- **Records for the exercise**:
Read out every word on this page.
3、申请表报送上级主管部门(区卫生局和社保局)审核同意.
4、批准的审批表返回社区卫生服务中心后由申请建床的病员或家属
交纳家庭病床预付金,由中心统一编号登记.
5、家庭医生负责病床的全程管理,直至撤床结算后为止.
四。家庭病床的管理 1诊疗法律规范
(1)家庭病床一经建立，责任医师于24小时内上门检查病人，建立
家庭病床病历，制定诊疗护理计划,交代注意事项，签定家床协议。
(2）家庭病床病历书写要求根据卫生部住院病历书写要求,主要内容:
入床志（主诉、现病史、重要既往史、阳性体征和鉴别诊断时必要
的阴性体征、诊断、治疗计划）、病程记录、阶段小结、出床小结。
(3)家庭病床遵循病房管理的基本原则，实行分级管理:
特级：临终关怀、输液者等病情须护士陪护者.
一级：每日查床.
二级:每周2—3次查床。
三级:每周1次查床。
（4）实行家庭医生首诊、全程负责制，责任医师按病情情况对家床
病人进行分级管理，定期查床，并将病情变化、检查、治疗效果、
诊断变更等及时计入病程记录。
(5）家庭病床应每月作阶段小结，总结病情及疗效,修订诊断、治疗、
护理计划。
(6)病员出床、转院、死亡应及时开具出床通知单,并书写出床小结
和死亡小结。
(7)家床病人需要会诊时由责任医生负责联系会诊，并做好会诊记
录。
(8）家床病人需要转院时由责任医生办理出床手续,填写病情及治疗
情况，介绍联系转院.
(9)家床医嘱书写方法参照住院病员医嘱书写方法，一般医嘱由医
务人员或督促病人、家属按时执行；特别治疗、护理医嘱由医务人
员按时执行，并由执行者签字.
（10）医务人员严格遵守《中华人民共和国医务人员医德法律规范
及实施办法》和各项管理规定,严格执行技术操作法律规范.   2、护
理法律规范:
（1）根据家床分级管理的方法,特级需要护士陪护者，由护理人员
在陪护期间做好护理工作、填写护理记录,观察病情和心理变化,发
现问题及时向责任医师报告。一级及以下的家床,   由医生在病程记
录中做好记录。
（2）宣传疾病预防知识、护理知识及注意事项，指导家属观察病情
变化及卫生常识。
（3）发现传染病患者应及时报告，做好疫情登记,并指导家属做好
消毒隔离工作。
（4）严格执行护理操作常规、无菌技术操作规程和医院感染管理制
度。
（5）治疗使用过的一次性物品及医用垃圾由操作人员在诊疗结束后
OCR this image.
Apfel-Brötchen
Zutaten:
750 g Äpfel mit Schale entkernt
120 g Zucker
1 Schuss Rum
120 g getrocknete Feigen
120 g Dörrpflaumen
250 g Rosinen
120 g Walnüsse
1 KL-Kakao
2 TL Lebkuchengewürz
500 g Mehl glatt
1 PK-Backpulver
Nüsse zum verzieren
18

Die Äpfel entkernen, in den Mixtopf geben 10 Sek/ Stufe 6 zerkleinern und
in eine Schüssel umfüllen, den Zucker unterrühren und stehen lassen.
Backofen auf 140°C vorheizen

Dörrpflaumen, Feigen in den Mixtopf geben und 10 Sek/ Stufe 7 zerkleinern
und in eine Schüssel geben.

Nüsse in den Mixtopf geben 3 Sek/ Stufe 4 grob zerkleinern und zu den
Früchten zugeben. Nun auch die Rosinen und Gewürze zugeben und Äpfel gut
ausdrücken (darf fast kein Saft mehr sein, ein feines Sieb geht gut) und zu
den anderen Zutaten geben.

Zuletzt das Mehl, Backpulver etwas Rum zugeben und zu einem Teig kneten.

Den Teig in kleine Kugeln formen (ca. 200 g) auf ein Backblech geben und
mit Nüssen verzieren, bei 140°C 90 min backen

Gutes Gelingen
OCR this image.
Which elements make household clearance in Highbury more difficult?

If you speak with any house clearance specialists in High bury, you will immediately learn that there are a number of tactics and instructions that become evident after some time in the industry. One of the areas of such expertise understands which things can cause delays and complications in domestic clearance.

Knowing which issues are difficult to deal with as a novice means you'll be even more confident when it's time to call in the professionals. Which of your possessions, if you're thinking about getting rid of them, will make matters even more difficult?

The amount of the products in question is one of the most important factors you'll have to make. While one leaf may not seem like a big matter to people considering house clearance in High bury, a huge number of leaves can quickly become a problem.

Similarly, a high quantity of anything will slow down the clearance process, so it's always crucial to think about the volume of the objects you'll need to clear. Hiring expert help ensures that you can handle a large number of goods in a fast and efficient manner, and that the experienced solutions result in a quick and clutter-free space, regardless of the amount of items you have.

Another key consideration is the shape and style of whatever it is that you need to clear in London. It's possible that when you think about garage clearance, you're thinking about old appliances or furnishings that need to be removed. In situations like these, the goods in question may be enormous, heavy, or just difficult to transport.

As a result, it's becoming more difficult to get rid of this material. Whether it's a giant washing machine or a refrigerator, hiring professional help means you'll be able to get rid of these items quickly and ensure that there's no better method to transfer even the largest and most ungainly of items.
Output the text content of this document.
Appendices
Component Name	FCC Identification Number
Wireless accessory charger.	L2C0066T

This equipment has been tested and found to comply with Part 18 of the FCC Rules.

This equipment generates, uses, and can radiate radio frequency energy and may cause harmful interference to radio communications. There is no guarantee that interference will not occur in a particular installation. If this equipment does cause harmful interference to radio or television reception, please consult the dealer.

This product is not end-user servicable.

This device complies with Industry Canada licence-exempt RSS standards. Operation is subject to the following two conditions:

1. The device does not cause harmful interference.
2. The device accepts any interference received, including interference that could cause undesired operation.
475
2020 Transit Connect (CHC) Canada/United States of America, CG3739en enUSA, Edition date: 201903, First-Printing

- **Objective**: Return the entries in full, keeping every line exactly as it is.

- **Task response**:
Read out every word on this page.
3、申请表报送上级主管部门(区卫生局和社保局)审核同意.
4、批准的审批表返回社区卫生服务中心后由申请建床的病员或家属
交纳家庭病床预付金,由中心统一编号登记.
5、家庭医生负责病床的全程管理,直至撤床结算后为止.
四。家庭病床的管理 1诊疗法律规范
(1)家庭病床一经建立，责任医师于24小时内上门检查病人，建立
家庭病床病历，制定诊疗护理计划,交代注意事项，签定家床协议。
(2）家庭病床病历书写要求根据卫生部住院病历书写要求,主要内容:
入床志（主诉、现病史、重要既往史、阳性体征和鉴别诊断时必要
的阴性体征、诊断、治疗计划）、病程记录、阶段小结、出床小结。
(3)家庭病床遵循病房管理的基本原则，实行分级管理:
特级：临终关怀、输液者等病情须护士陪护者.
一级：每日查床.
二级:每周2—3次查床。
三级:每周1次查床。
（4）实行家庭医生首诊、全程负责制，责任医师按病情情况对家床
病人进行分级管理，定期查床，并将病情变化、检查、治疗效果、
诊断变更等及时计入病程记录。
(5）家庭病床应每月作阶段小结，总结病情及疗效,修订诊断、治疗、
护理计划。
(6)病员出床、转院、死亡应及时开具出床通知单,并书写出床小结
和死亡小结。
(7)家床病人需要会诊时由责任医生负责联系会诊，并做好会诊记
录。
(8）家床病人需要转院时由责任医生办理出床手续,填写病情及治疗
情况，介绍联系转院.
(9)家床医嘱书写方法参照住院病员医嘱书写方法，一般医嘱由医
务人员或督促病人、家属按时执行；特别治疗、护理医嘱由医务人
员按时执行，并由执行者签字.
（10）医务人员严格遵守《中华人民共和国医务人员医德法律规范
及实施办法》和各项管理规定,严格执行技术操作法律规范.   2、护
理法律规范:
（1）根据家床分级管理的方法,特级需要护士陪护者，由护理人员
在陪护期间做好护理工作、填写护理记录,观察病情和心理变化,发
现问题及时向责任医师报告。一级及以下的家床,   由医生在病程记
录中做好记录。
（2）宣传疾病预防知识、护理知识及注意事项，指导家属观察病情
变化及卫生常识。
（3）发现传染病患者应及时报告，做好疫情登记,并指导家属做好
消毒隔离工作。
（4）严格执行护理操作常规、无菌技术操作规程和医院感染管理制
度。
（5）治疗使用过的一次性物品及医用垃圾由操作人员在诊疗结束后
OCR this image.
Apfel-Brötchen
Zutaten:
750 g Äpfel mit Schale entkernt
120 g Zucker
1 Schuss Rum
120 g getrocknete Feigen
120 g Dörrpflaumen
250 g Rosinen
120 g Walnüsse
1 KL-Kakao
2 TL Lebkuchengewürz
500 g Mehl glatt
1 PK-Backpulver
Nüsse zum verzieren
18

Die Äpfel entkernen, in den Mixtopf geben 10 Sek/ Stufe 6 zerkleinern und
in eine Schüssel umfüllen, den Zucker unterrühren und stehen lassen.
Backofen auf 140°C vorheizen

Dörrpflaumen, Feigen in den Mixtopf geben und 10 Sek/ Stufe 7 zerkleinern
und in eine Schüssel geben.

Nüsse in den Mixtopf geben 3 Sek/ Stufe 4 grob zerkleinern und zu den
Früchten zugeben. Nun auch die Rosinen und Gewürze zugeben und Äpfel gut
ausdrücken (darf fast kein Saft mehr sein, ein feines Sieb geht gut) und zu
den anderen Zutaten geben.

Zuletzt das Mehl, Backpulver etwas Rum zugeben und zu einem Teig kneten.

Den Teig in kleine Kugeln formen (ca. 200 g) auf ein Backblech geben und
mit Nüssen verzieren, bei 140°C 90 min backen

Gutes Gelingen
OCR this image.
Which elements make household clearance in Highbury more difficult?

If you speak with any house clearance specialists in High bury, you will immediately learn that there are a number of tactics and instructions that become evident after some time in the industry. One of the areas of such expertise understands which things can cause delays and complications in domestic clearance.

Knowing which issues are difficult to deal with as a novice means you'll be even more confident when it's time to call in the professionals. Which of your possessions, if you're thinking about getting rid of them, will make matters even more difficult?

The amount of the products in question is one of the most important factors you'll have to make. While one leaf may not seem like a big matter to people considering house clearance in High bury, a huge number of leaves can quickly become a problem.

Similarly, a high quantity of anything will slow down the clearance process, so it's always crucial to think about the volume of the objects you'll need to clear. Hiring expert help ensures that you can handle a large number of goods in a fast and efficient manner, and that the experienced solutions result in a quick and clutter-free space, regardless of the amount of items you have.

Another key consideration is the shape and style of whatever it is that you need to clear in London. It's possible that when you think about garage clearance, you're thinking about old appliances or furnishings that need to be removed. In situations like these, the goods in question may be enormous, heavy, or just difficult to transport.

As a result, it's becoming more difficult to get rid of this material. Whether it's a giant washing machine or a refrigerator, hiring professional help means you'll be able to get rid of these items quickly and ensure that there's no better method to transfer even the largest and most ungainly of items.
Output the text content of this document.
Appendices
Component Name	FCC Identification Number
Wireless accessory charger.	L2C0066T

This equipment has been tested and found to comply with Part 18 of the FCC Rules.

This equipment generates, uses, and can radiate radio frequency energy and may cause harmful interference to radio communications. There is no guarantee that interference will not occur in a particular installation. If this equipment does cause harmful interference to radio or television reception, please consult the dealer.

This product is not end-user servicable.

This device complies with Industry Canada licence-exempt RSS standards. Operation is subject to the following two conditions:

1. The device does not cause harmful interference.
2. The device accepts any interference received, including interference that could cause undesired operation.
475
2020 Transit Connect (CHC) Canada/United States of America, CG3739en enUSA, Edition date: 201903, First-Printing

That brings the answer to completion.